Task requirements: Copy exactly the lines from the "Decode this image" line to the end, both included, and nothing else.

[Dataset entries]
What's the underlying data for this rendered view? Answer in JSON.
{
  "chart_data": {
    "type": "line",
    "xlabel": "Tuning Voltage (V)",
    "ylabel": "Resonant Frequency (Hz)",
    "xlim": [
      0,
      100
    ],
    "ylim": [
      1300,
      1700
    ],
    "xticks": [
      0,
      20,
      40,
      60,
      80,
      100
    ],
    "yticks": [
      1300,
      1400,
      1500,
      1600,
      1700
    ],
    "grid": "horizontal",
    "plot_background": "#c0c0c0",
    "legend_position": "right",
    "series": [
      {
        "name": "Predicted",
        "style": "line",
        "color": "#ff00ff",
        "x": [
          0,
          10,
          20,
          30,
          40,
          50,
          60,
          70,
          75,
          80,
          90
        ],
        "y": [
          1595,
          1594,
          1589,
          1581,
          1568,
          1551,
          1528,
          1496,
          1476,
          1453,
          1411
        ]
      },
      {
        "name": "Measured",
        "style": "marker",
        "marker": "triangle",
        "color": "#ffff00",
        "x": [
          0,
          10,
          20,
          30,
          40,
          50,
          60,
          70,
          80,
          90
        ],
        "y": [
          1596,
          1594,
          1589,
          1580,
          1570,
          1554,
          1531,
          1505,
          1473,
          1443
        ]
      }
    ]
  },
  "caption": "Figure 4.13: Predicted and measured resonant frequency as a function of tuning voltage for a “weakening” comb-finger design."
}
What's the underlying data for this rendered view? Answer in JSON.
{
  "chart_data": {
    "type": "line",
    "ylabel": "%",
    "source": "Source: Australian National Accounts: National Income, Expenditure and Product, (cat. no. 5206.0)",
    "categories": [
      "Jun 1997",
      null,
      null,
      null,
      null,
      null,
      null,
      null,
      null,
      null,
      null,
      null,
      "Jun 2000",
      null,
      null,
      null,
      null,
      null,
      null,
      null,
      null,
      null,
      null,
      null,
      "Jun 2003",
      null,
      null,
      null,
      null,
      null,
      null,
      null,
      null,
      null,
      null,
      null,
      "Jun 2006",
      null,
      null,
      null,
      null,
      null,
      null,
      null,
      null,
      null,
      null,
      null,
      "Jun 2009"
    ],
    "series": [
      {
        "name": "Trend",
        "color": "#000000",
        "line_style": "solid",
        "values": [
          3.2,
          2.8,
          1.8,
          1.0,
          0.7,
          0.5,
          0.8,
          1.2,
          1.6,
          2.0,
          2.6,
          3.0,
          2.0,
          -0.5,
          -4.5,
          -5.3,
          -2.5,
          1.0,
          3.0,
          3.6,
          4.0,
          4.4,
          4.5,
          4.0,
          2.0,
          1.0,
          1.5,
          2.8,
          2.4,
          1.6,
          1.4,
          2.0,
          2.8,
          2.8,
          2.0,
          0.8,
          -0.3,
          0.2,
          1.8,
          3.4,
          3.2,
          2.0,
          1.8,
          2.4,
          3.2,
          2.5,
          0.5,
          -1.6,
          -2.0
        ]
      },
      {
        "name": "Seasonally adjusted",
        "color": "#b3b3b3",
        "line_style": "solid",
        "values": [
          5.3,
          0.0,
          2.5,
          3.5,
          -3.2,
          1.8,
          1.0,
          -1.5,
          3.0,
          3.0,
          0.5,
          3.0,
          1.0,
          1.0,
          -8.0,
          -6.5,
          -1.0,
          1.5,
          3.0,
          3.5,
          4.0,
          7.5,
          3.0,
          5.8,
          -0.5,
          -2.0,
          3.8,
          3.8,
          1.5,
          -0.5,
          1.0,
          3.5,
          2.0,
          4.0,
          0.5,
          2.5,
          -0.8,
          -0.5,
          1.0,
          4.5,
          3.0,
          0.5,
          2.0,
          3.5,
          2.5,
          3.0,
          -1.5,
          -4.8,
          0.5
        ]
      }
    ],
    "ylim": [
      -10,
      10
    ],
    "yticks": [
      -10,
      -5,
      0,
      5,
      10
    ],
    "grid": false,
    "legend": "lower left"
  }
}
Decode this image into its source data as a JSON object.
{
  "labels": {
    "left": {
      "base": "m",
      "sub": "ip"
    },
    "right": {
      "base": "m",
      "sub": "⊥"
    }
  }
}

Right answer:
Decode this image into its source data as a JSON object.
{
  "labels": {
    "left": {
      "base": "m",
      "sub": "ip"
    },
    "right": {
      "base": "m",
      "sub": "⊥"
    }
  }
}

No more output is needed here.